▶ [CHALLENGE]:
Rewrite every line of the records below as a Markdown table with the columns "Row" and "Entry". Put the row number under "Row" and the line under "Entry", and leave out blank lines.

(Spatial layout entries)
☆ ☆ ☆ ☆ ☆

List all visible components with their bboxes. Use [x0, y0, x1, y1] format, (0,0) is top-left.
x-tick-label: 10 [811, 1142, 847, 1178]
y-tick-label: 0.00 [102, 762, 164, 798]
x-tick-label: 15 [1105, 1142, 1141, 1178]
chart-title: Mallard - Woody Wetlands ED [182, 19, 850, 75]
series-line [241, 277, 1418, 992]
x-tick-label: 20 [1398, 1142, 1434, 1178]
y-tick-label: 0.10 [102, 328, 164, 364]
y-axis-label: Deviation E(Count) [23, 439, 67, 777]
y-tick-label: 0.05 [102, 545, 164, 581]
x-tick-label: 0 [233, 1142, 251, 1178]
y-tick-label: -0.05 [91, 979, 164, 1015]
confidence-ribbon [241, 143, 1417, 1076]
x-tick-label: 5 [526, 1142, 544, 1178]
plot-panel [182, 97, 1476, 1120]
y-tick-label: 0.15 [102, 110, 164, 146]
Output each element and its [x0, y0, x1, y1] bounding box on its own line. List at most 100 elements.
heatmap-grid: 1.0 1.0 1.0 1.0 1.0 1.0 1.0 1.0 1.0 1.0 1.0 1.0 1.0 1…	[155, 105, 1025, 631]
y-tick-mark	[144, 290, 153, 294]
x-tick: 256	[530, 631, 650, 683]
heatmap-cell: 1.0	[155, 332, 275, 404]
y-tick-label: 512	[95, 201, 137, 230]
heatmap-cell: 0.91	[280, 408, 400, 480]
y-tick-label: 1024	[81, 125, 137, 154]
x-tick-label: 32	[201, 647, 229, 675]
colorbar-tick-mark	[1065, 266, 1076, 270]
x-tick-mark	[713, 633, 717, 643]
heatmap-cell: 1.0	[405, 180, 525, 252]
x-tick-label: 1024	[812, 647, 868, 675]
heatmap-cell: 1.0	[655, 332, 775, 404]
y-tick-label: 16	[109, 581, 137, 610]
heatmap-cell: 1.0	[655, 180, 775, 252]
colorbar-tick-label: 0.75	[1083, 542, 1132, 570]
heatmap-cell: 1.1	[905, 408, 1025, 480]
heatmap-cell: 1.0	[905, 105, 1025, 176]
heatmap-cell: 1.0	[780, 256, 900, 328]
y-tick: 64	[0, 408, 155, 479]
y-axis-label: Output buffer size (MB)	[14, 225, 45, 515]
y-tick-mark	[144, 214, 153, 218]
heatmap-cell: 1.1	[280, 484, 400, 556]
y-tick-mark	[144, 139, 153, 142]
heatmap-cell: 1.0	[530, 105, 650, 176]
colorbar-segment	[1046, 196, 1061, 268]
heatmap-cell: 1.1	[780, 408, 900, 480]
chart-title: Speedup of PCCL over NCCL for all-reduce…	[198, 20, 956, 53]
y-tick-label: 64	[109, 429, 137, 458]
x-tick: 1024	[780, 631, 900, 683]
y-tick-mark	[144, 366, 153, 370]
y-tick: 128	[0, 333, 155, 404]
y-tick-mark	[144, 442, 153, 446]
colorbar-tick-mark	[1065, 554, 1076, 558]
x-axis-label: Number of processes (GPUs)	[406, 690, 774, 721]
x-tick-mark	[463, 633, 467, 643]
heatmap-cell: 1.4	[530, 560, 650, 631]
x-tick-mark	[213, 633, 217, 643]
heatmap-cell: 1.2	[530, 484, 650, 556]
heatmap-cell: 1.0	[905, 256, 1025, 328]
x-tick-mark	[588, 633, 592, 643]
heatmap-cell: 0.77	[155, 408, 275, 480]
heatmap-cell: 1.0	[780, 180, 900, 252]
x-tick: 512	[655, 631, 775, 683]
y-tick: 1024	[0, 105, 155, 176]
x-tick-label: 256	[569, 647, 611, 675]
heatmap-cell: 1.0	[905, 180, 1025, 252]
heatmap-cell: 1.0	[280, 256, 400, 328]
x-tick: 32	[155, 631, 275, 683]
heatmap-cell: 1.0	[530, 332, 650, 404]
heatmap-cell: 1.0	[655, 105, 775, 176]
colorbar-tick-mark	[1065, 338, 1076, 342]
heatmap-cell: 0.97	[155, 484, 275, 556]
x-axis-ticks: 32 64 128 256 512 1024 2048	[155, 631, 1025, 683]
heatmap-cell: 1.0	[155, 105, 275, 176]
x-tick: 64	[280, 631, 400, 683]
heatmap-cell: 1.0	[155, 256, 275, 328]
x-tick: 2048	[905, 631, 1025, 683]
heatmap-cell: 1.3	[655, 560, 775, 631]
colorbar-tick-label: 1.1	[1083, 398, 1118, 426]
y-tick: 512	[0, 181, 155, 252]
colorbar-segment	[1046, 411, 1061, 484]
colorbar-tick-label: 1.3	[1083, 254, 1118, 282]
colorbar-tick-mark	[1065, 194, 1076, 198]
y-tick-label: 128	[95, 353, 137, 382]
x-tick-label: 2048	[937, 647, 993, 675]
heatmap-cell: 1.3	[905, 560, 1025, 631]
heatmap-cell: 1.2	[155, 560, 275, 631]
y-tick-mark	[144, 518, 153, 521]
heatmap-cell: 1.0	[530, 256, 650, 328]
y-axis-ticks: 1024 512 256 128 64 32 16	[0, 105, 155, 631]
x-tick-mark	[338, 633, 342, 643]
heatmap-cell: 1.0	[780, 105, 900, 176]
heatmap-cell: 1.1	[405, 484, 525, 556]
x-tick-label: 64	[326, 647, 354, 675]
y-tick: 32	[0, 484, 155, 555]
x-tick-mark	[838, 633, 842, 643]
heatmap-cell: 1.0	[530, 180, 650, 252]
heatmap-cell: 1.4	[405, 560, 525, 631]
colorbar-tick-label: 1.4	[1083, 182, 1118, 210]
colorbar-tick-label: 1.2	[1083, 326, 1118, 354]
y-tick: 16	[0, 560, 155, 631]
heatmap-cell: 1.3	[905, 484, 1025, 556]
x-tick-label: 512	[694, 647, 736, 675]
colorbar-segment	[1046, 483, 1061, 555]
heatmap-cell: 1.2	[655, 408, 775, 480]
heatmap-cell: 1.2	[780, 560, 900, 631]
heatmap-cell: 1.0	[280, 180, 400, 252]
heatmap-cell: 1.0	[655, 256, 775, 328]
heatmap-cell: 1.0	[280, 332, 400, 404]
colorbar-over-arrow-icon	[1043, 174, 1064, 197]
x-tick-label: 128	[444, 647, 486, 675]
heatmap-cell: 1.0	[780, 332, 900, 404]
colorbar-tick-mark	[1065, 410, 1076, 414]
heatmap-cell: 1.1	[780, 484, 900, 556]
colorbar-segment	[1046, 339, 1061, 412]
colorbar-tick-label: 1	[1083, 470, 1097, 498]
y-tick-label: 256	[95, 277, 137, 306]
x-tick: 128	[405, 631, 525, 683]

☆ ☆ ☆ ☆ ☆

▶ [PROBLEM SOLUTION]:
| Row | Entry |
|---|---|
| 1 | List all visible components with their bboxes. Use [x0, y0, x1, y1] format, (0,0) is top-left. |
| 2 | x-tick-label: 10 [811, 1142, 847, 1178] |
| 3 | y-tick-label: 0.00 [102, 762, 164, 798] |
| 4 | x-tick-label: 15 [1105, 1142, 1141, 1178] |
| 5 | chart-title: Mallard - Woody Wetlands ED [182, 19, 850, 75] |
| 6 | series-line [241, 277, 1418, 992] |
| 7 | x-tick-label: 20 [1398, 1142, 1434, 1178] |
| 8 | y-tick-label: 0.10 [102, 328, 164, 364] |
| 9 | y-axis-label: Deviation E(Count) [23, 439, 67, 777] |
| 10 | y-tick-label: 0.05 [102, 545, 164, 581] |
| 11 | x-tick-label: 0 [233, 1142, 251, 1178] |
| 12 | y-tick-label: -0.05 [91, 979, 164, 1015] |
| 13 | confidence-ribbon [241, 143, 1417, 1076] |
| 14 | x-tick-label: 5 [526, 1142, 544, 1178] |
| 15 | plot-panel [182, 97, 1476, 1120] |
| 16 | y-tick-label: 0.15 [102, 110, 164, 146] |
| 17 | Output each element and its [x0, y0, x1, y1] bounding box on its own line. List at most 100 elements. |
| 18 | heatmap-grid: 1.0 1.0 1.0 1.0 1.0 1.0 1.0 1.0 1.0 1.0 1.0 1.0 1.0 1…	[155, 105, 1025, 631] |
| 19 | y-tick-mark	[144, 290, 153, 294] |
| 20 | x-tick: 256	[530, 631, 650, 683] |
| 21 | heatmap-cell: 1.0	[155, 332, 275, 404] |
| 22 | y-tick-label: 512	[95, 201, 137, 230] |
| 23 | heatmap-cell: 0.91	[280, 408, 400, 480] |
| 24 | y-tick-label: 1024	[81, 125, 137, 154] |
| 25 | x-tick-label: 32	[201, 647, 229, 675] |
| 26 | colorbar-tick-mark	[1065, 266, 1076, 270] |
| 27 | x-tick-mark	[713, 633, 717, 643] |
| 28 | heatmap-cell: 1.0	[405, 180, 525, 252] |
| 29 | x-tick-label: 1024	[812, 647, 868, 675] |
| 30 | heatmap-cell: 1.0	[655, 332, 775, 404] |
| 31 | y-tick-label: 16	[109, 581, 137, 610] |
| 32 | heatmap-cell: 1.0	[655, 180, 775, 252] |
| 33 | colorbar-tick-label: 0.75	[1083, 542, 1132, 570] |
| 34 | heatmap-cell: 1.1	[905, 408, 1025, 480] |
| 35 | heatmap-cell: 1.0	[905, 105, 1025, 176] |
| 36 | heatmap-cell: 1.0	[780, 256, 900, 328] |
| 37 | y-tick: 64	[0, 408, 155, 479] |
| 38 | y-axis-label: Output buffer size (MB)	[14, 225, 45, 515] |
| 39 | y-tick-mark	[144, 214, 153, 218] |
| 40 | heatmap-cell: 1.1	[280, 484, 400, 556] |
| 41 | y-tick-mark	[144, 139, 153, 142] |
| 42 | heatmap-cell: 1.0	[530, 105, 650, 176] |
| 43 | colorbar-segment	[1046, 196, 1061, 268] |
| 44 | heatmap-cell: 1.1	[780, 408, 900, 480] |
| 45 | chart-title: Speedup of PCCL over NCCL for all-reduce…	[198, 20, 956, 53] |
| 46 | y-tick-label: 64	[109, 429, 137, 458] |
| 47 | x-tick: 1024	[780, 631, 900, 683] |
| 48 | y-tick-mark	[144, 366, 153, 370] |
| 49 | y-tick: 128	[0, 333, 155, 404] |
| 50 | y-tick-mark	[144, 442, 153, 446] |
| 51 | colorbar-tick-mark	[1065, 554, 1076, 558] |
| 52 | x-axis-label: Number of processes (GPUs)	[406, 690, 774, 721] |
| 53 | x-tick-mark	[463, 633, 467, 643] |
| 54 | heatmap-cell: 1.4	[530, 560, 650, 631] |
| 55 | x-tick-mark	[213, 633, 217, 643] |
| 56 | heatmap-cell: 1.2	[530, 484, 650, 556] |
| 57 | heatmap-cell: 1.0	[905, 256, 1025, 328] |
| 58 | x-tick-mark	[588, 633, 592, 643] |
| 59 | heatmap-cell: 0.77	[155, 408, 275, 480] |
| 60 | heatmap-cell: 1.0	[780, 180, 900, 252] |
| 61 | x-tick: 512	[655, 631, 775, 683] |
| 62 | y-tick: 1024	[0, 105, 155, 176] |
| 63 | x-tick-label: 256	[569, 647, 611, 675] |
| 64 | heatmap-cell: 1.0	[905, 180, 1025, 252] |
| 65 | heatmap-cell: 1.0	[280, 256, 400, 328] |
| 66 | x-tick: 32	[155, 631, 275, 683] |
| 67 | heatmap-cell: 1.0	[530, 332, 650, 404] |
| 68 | heatmap-cell: 1.0	[655, 105, 775, 176] |
| 69 | colorbar-tick-mark	[1065, 338, 1076, 342] |
| 70 | heatmap-cell: 0.97	[155, 484, 275, 556] |
| 71 | x-axis-ticks: 32 64 128 256 512 1024 2048	[155, 631, 1025, 683] |
| 72 | heatmap-cell: 1.0	[155, 105, 275, 176] |
| 73 | x-tick: 64	[280, 631, 400, 683] |
| 74 | heatmap-cell: 1.0	[155, 256, 275, 328] |
| 75 | x-tick: 2048	[905, 631, 1025, 683] |
| 76 | heatmap-cell: 1.3	[655, 560, 775, 631] |
| 77 | colorbar-tick-label: 1.1	[1083, 398, 1118, 426] |
| 78 | y-tick: 512	[0, 181, 155, 252] |
| 79 | colorbar-segment	[1046, 411, 1061, 484] |
| 80 | colorbar-tick-label: 1.3	[1083, 254, 1118, 282] |
| 81 | colorbar-tick-mark	[1065, 194, 1076, 198] |
| 82 | y-tick-label: 128	[95, 353, 137, 382] |
| 83 | x-tick-label: 2048	[937, 647, 993, 675] |
| 84 | heatmap-cell: 1.3	[905, 560, 1025, 631] |
| 85 | heatmap-cell: 1.2	[155, 560, 275, 631] |
| 86 | y-tick-mark	[144, 518, 153, 521] |
| 87 | heatmap-cell: 1.0	[530, 256, 650, 328] |
| 88 | y-axis-ticks: 1024 512 256 128 64 32 16	[0, 105, 155, 631] |
| 89 | x-tick-mark	[338, 633, 342, 643] |
| 90 | heatmap-cell: 1.0	[780, 105, 900, 176] |
| 91 | heatmap-cell: 1.1	[405, 484, 525, 556] |
| 92 | x-tick-label: 64	[326, 647, 354, 675] |
| 93 | y-tick: 32	[0, 484, 155, 555] |
| 94 | x-tick-mark	[838, 633, 842, 643] |
| 95 | heatmap-cell: 1.0	[530, 180, 650, 252] |
| 96 | heatmap-cell: 1.4	[405, 560, 525, 631] |
| 97 | colorbar-tick-label: 1.4	[1083, 182, 1118, 210] |
| 98 | colorbar-tick-label: 1.2	[1083, 326, 1118, 354] |
| 99 | y-tick: 16	[0, 560, 155, 631] |
| 100 | heatmap-cell: 1.3	[905, 484, 1025, 556] |
| 101 | x-tick-label: 512	[694, 647, 736, 675] |
| 102 | colorbar-segment	[1046, 483, 1061, 555] |
| 103 | heatmap-cell: 1.2	[655, 408, 775, 480] |
| 104 | heatmap-cell: 1.2	[780, 560, 900, 631] |
| 105 | heatmap-cell: 1.0	[280, 180, 400, 252] |
| 106 | heatmap-cell: 1.0	[655, 256, 775, 328] |
| 107 | heatmap-cell: 1.0	[280, 332, 400, 404] |
| 108 | colorbar-over-arrow-icon	[1043, 174, 1064, 197] |
| 109 | x-tick-label: 128	[444, 647, 486, 675] |
| 110 | heatmap-cell: 1.0	[780, 332, 900, 404] |
| 111 | colorbar-tick-mark	[1065, 410, 1076, 414] |
| 112 | heatmap-cell: 1.1	[780, 484, 900, 556] |
| 113 | colorbar-segment	[1046, 339, 1061, 412] |
| 114 | colorbar-tick-label: 1	[1083, 470, 1097, 498] |
| 115 | y-tick-label: 256	[95, 277, 137, 306] |
| 116 | x-tick: 128	[405, 631, 525, 683] |